STATED EXERCISE
Going through the material below, please gather all lines with the word "values" in them.

━━━━━ EXCERPTED RECORDS

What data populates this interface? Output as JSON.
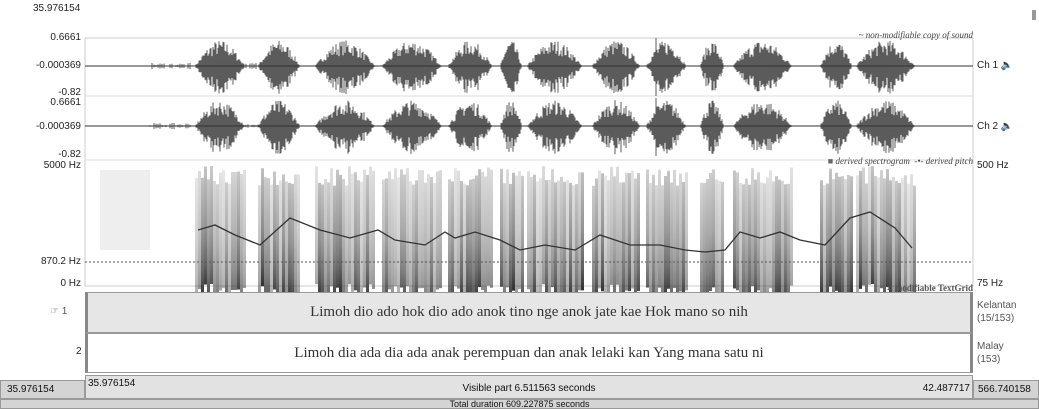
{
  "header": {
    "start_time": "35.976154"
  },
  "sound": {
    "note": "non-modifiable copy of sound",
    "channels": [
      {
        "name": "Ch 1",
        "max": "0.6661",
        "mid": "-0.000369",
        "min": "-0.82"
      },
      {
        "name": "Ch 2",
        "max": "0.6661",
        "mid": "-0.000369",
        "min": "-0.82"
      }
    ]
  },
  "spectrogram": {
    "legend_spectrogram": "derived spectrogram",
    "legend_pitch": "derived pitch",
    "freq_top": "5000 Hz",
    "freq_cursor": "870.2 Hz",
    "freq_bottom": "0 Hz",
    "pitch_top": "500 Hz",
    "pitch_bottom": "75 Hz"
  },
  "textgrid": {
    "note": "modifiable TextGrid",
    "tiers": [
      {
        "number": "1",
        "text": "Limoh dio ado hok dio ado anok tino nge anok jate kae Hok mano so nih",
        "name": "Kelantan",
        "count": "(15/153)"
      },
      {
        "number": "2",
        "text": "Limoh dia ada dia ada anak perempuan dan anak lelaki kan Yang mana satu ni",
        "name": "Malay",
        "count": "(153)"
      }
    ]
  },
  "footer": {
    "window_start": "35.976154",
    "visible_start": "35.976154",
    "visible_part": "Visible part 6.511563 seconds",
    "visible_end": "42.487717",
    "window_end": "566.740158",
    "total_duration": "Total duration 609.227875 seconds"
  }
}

━━━━━━━━━━
━━━━━ EXCERPTED RECORDS

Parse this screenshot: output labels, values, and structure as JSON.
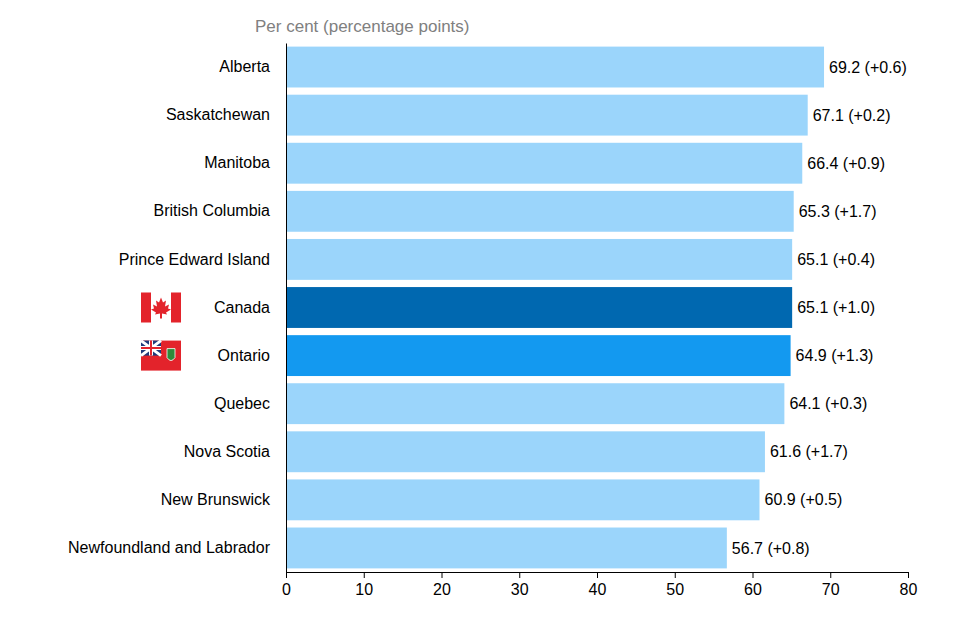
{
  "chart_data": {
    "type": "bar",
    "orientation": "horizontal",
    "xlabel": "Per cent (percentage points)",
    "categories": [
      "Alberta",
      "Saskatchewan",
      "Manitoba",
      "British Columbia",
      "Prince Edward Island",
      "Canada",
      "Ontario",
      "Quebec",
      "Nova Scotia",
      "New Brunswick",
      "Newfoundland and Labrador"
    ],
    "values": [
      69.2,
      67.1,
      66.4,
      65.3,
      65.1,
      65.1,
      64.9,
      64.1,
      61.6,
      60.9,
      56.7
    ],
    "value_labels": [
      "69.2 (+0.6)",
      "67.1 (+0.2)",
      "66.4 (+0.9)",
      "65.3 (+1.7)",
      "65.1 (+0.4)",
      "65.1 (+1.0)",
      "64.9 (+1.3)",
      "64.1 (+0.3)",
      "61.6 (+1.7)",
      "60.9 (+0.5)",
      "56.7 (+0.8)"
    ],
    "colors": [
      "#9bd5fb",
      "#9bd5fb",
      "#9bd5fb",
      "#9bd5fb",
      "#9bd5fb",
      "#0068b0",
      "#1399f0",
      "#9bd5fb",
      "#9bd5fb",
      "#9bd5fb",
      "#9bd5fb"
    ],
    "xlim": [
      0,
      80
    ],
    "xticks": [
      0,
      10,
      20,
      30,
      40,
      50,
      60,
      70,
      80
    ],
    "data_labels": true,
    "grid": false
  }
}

━━━━━━━━━━

RESPONSE TO THE EXERCISE
Parse this screenshot: output labels, values, and structure as JSON.
    "values": [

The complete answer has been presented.